** START OF DATA FOR THE TASK **

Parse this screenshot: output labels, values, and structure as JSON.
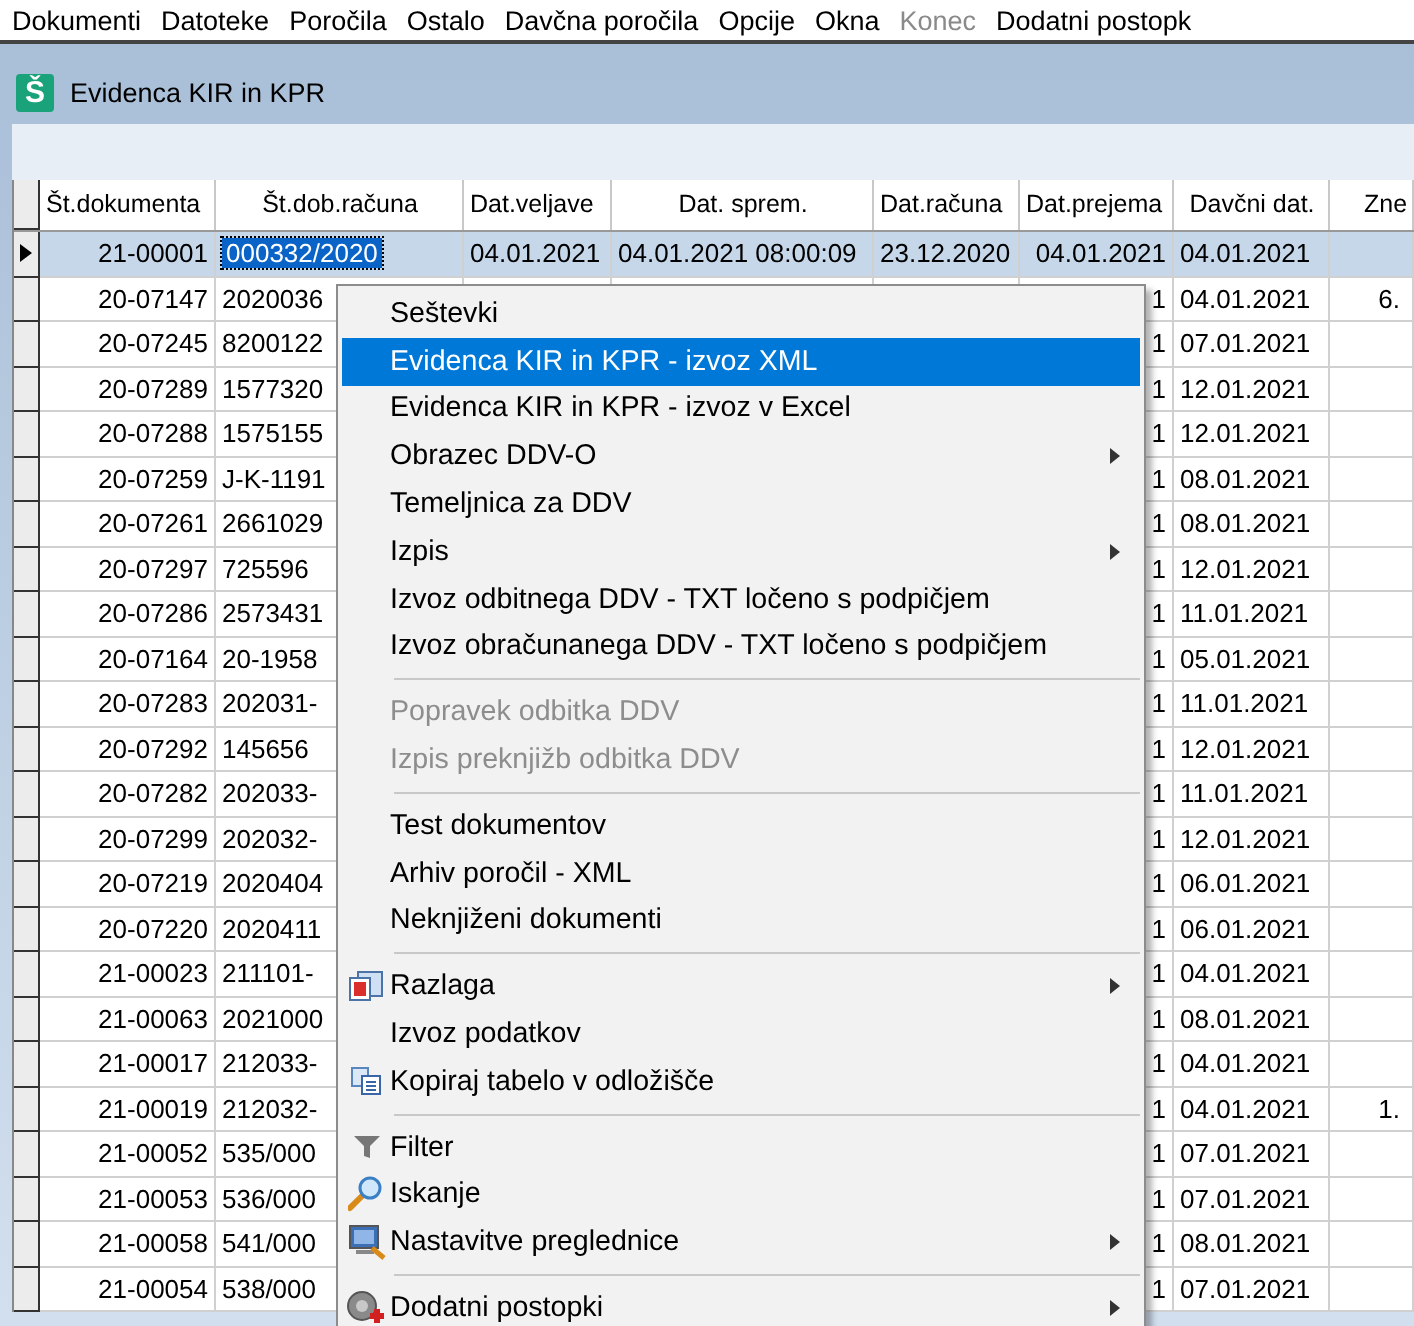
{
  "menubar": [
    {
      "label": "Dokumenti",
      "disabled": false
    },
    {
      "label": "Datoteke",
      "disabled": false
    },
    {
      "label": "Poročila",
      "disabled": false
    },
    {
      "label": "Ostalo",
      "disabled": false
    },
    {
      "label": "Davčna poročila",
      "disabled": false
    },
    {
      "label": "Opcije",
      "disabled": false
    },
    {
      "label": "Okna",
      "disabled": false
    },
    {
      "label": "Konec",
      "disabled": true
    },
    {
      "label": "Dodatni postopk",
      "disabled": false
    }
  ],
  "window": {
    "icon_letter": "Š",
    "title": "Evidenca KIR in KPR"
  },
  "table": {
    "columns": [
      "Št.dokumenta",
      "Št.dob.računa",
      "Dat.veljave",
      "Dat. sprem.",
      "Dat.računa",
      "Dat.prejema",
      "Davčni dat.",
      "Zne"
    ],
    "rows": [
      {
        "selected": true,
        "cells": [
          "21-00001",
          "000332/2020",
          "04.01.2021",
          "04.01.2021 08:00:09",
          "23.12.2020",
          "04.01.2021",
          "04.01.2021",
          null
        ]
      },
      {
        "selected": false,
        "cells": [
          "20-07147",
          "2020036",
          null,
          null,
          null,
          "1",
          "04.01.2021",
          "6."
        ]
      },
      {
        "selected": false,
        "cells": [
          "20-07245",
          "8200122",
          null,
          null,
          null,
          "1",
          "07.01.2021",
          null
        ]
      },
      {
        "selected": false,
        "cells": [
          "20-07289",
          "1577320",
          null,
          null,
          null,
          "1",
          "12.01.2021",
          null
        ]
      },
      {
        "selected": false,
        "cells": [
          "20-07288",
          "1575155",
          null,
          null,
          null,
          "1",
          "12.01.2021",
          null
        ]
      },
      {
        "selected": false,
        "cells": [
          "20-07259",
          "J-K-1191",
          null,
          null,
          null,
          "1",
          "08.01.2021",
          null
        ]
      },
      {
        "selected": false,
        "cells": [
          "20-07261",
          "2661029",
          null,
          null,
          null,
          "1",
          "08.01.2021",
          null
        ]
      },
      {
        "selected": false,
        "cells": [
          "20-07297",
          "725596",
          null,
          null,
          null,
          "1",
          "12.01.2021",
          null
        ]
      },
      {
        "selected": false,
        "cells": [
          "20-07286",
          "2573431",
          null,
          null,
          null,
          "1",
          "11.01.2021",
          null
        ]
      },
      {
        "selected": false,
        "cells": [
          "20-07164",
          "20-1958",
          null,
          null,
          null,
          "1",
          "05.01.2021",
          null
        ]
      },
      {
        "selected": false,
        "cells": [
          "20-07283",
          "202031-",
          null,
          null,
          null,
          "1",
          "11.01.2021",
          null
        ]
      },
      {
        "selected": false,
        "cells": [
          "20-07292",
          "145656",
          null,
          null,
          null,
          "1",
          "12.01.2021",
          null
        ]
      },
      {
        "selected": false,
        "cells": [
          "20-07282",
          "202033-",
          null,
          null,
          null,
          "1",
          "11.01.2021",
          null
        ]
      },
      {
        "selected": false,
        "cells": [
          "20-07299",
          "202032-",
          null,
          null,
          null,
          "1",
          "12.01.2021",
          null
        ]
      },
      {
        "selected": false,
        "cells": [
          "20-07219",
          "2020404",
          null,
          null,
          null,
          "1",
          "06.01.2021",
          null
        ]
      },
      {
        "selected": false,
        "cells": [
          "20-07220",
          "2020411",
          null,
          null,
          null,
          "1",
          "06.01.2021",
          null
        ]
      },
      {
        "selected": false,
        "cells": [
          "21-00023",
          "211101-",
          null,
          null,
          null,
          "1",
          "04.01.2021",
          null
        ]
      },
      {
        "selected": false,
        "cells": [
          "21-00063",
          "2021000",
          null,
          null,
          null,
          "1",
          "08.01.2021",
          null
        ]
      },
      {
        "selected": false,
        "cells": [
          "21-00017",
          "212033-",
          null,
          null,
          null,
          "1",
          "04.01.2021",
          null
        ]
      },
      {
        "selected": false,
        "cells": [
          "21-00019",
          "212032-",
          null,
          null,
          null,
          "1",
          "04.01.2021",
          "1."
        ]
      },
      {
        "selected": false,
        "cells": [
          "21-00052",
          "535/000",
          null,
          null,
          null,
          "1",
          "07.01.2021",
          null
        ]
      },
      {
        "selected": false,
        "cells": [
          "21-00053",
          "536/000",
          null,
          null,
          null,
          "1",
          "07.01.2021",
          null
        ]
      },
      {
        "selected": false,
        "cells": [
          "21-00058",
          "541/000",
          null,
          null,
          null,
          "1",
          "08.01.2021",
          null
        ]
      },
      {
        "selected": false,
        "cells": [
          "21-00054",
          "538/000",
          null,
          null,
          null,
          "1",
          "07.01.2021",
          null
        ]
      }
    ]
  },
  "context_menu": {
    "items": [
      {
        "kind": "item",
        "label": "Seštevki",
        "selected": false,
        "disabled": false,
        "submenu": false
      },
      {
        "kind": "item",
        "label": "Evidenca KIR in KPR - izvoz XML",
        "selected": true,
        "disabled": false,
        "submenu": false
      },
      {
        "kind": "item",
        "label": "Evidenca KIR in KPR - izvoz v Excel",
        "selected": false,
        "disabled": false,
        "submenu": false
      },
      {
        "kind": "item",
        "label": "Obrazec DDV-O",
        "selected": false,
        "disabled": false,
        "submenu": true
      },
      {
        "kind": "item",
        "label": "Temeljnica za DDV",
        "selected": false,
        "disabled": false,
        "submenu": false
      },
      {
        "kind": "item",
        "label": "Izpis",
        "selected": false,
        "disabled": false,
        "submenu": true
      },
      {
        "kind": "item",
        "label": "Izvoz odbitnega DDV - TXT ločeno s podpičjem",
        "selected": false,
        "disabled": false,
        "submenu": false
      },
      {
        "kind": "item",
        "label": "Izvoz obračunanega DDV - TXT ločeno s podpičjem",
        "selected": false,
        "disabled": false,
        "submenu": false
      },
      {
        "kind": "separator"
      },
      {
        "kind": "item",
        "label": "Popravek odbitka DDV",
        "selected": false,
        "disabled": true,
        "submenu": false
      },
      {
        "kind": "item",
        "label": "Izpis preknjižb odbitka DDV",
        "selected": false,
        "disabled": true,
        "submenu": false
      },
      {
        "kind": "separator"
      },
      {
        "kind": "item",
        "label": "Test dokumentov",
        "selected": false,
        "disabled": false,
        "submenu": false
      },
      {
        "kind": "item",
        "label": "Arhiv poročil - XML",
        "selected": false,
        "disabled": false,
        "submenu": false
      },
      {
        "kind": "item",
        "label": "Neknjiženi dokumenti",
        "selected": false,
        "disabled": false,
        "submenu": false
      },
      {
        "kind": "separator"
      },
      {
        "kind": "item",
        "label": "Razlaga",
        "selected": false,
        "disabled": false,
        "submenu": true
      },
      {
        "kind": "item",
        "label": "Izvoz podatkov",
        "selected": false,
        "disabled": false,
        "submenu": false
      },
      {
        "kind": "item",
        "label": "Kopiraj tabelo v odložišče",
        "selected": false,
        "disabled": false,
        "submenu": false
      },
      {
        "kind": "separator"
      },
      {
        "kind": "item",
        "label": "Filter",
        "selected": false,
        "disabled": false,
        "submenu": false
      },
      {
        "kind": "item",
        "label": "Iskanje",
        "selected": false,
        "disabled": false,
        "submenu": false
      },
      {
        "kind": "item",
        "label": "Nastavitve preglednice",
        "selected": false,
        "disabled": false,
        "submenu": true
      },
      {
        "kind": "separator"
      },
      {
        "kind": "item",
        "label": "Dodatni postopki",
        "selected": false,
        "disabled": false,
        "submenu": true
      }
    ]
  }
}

** END OF DATA FOR THE TASK **

## STATED TASK
Give all the entries again exactly, dropping each picture.

## RESULT OF THIS TASK
Parse this screenshot: output labels, values, and structure as JSON.
{
  "menubar": [
    {
      "label": "Dokumenti",
      "disabled": false
    },
    {
      "label": "Datoteke",
      "disabled": false
    },
    {
      "label": "Poročila",
      "disabled": false
    },
    {
      "label": "Ostalo",
      "disabled": false
    },
    {
      "label": "Davčna poročila",
      "disabled": false
    },
    {
      "label": "Opcije",
      "disabled": false
    },
    {
      "label": "Okna",
      "disabled": false
    },
    {
      "label": "Konec",
      "disabled": true
    },
    {
      "label": "Dodatni postopk",
      "disabled": false
    }
  ],
  "window": {
    "icon_letter": "Š",
    "title": "Evidenca KIR in KPR"
  },
  "table": {
    "columns": [
      "Št.dokumenta",
      "Št.dob.računa",
      "Dat.veljave",
      "Dat. sprem.",
      "Dat.računa",
      "Dat.prejema",
      "Davčni dat.",
      "Zne"
    ],
    "rows": [
      {
        "selected": true,
        "cells": [
          "21-00001",
          "000332/2020",
          "04.01.2021",
          "04.01.2021 08:00:09",
          "23.12.2020",
          "04.01.2021",
          "04.01.2021",
          null
        ]
      },
      {
        "selected": false,
        "cells": [
          "20-07147",
          "2020036",
          null,
          null,
          null,
          "1",
          "04.01.2021",
          "6."
        ]
      },
      {
        "selected": false,
        "cells": [
          "20-07245",
          "8200122",
          null,
          null,
          null,
          "1",
          "07.01.2021",
          null
        ]
      },
      {
        "selected": false,
        "cells": [
          "20-07289",
          "1577320",
          null,
          null,
          null,
          "1",
          "12.01.2021",
          null
        ]
      },
      {
        "selected": false,
        "cells": [
          "20-07288",
          "1575155",
          null,
          null,
          null,
          "1",
          "12.01.2021",
          null
        ]
      },
      {
        "selected": false,
        "cells": [
          "20-07259",
          "J-K-1191",
          null,
          null,
          null,
          "1",
          "08.01.2021",
          null
        ]
      },
      {
        "selected": false,
        "cells": [
          "20-07261",
          "2661029",
          null,
          null,
          null,
          "1",
          "08.01.2021",
          null
        ]
      },
      {
        "selected": false,
        "cells": [
          "20-07297",
          "725596",
          null,
          null,
          null,
          "1",
          "12.01.2021",
          null
        ]
      },
      {
        "selected": false,
        "cells": [
          "20-07286",
          "2573431",
          null,
          null,
          null,
          "1",
          "11.01.2021",
          null
        ]
      },
      {
        "selected": false,
        "cells": [
          "20-07164",
          "20-1958",
          null,
          null,
          null,
          "1",
          "05.01.2021",
          null
        ]
      },
      {
        "selected": false,
        "cells": [
          "20-07283",
          "202031-",
          null,
          null,
          null,
          "1",
          "11.01.2021",
          null
        ]
      },
      {
        "selected": false,
        "cells": [
          "20-07292",
          "145656",
          null,
          null,
          null,
          "1",
          "12.01.2021",
          null
        ]
      },
      {
        "selected": false,
        "cells": [
          "20-07282",
          "202033-",
          null,
          null,
          null,
          "1",
          "11.01.2021",
          null
        ]
      },
      {
        "selected": false,
        "cells": [
          "20-07299",
          "202032-",
          null,
          null,
          null,
          "1",
          "12.01.2021",
          null
        ]
      },
      {
        "selected": false,
        "cells": [
          "20-07219",
          "2020404",
          null,
          null,
          null,
          "1",
          "06.01.2021",
          null
        ]
      },
      {
        "selected": false,
        "cells": [
          "20-07220",
          "2020411",
          null,
          null,
          null,
          "1",
          "06.01.2021",
          null
        ]
      },
      {
        "selected": false,
        "cells": [
          "21-00023",
          "211101-",
          null,
          null,
          null,
          "1",
          "04.01.2021",
          null
        ]
      },
      {
        "selected": false,
        "cells": [
          "21-00063",
          "2021000",
          null,
          null,
          null,
          "1",
          "08.01.2021",
          null
        ]
      },
      {
        "selected": false,
        "cells": [
          "21-00017",
          "212033-",
          null,
          null,
          null,
          "1",
          "04.01.2021",
          null
        ]
      },
      {
        "selected": false,
        "cells": [
          "21-00019",
          "212032-",
          null,
          null,
          null,
          "1",
          "04.01.2021",
          "1."
        ]
      },
      {
        "selected": false,
        "cells": [
          "21-00052",
          "535/000",
          null,
          null,
          null,
          "1",
          "07.01.2021",
          null
        ]
      },
      {
        "selected": false,
        "cells": [
          "21-00053",
          "536/000",
          null,
          null,
          null,
          "1",
          "07.01.2021",
          null
        ]
      },
      {
        "selected": false,
        "cells": [
          "21-00058",
          "541/000",
          null,
          null,
          null,
          "1",
          "08.01.2021",
          null
        ]
      },
      {
        "selected": false,
        "cells": [
          "21-00054",
          "538/000",
          null,
          null,
          null,
          "1",
          "07.01.2021",
          null
        ]
      }
    ]
  },
  "context_menu": {
    "items": [
      {
        "kind": "item",
        "label": "Seštevki",
        "selected": false,
        "disabled": false,
        "submenu": false
      },
      {
        "kind": "item",
        "label": "Evidenca KIR in KPR - izvoz XML",
        "selected": true,
        "disabled": false,
        "submenu": false
      },
      {
        "kind": "item",
        "label": "Evidenca KIR in KPR - izvoz v Excel",
        "selected": false,
        "disabled": false,
        "submenu": false
      },
      {
        "kind": "item",
        "label": "Obrazec DDV-O",
        "selected": false,
        "disabled": false,
        "submenu": true
      },
      {
        "kind": "item",
        "label": "Temeljnica za DDV",
        "selected": false,
        "disabled": false,
        "submenu": false
      },
      {
        "kind": "item",
        "label": "Izpis",
        "selected": false,
        "disabled": false,
        "submenu": true
      },
      {
        "kind": "item",
        "label": "Izvoz odbitnega DDV - TXT ločeno s podpičjem",
        "selected": false,
        "disabled": false,
        "submenu": false
      },
      {
        "kind": "item",
        "label": "Izvoz obračunanega DDV - TXT ločeno s podpičjem",
        "selected": false,
        "disabled": false,
        "submenu": false
      },
      {
        "kind": "separator"
      },
      {
        "kind": "item",
        "label": "Popravek odbitka DDV",
        "selected": false,
        "disabled": true,
        "submenu": false
      },
      {
        "kind": "item",
        "label": "Izpis preknjižb odbitka DDV",
        "selected": false,
        "disabled": true,
        "submenu": false
      },
      {
        "kind": "separator"
      },
      {
        "kind": "item",
        "label": "Test dokumentov",
        "selected": false,
        "disabled": false,
        "submenu": false
      },
      {
        "kind": "item",
        "label": "Arhiv poročil - XML",
        "selected": false,
        "disabled": false,
        "submenu": false
      },
      {
        "kind": "item",
        "label": "Neknjiženi dokumenti",
        "selected": false,
        "disabled": false,
        "submenu": false
      },
      {
        "kind": "separator"
      },
      {
        "kind": "item",
        "label": "Razlaga",
        "selected": false,
        "disabled": false,
        "submenu": true
      },
      {
        "kind": "item",
        "label": "Izvoz podatkov",
        "selected": false,
        "disabled": false,
        "submenu": false
      },
      {
        "kind": "item",
        "label": "Kopiraj tabelo v odložišče",
        "selected": false,
        "disabled": false,
        "submenu": false
      },
      {
        "kind": "separator"
      },
      {
        "kind": "item",
        "label": "Filter",
        "selected": false,
        "disabled": false,
        "submenu": false
      },
      {
        "kind": "item",
        "label": "Iskanje",
        "selected": false,
        "disabled": false,
        "submenu": false
      },
      {
        "kind": "item",
        "label": "Nastavitve preglednice",
        "selected": false,
        "disabled": false,
        "submenu": true
      },
      {
        "kind": "separator"
      },
      {
        "kind": "item",
        "label": "Dodatni postopki",
        "selected": false,
        "disabled": false,
        "submenu": true
      }
    ]
  }
}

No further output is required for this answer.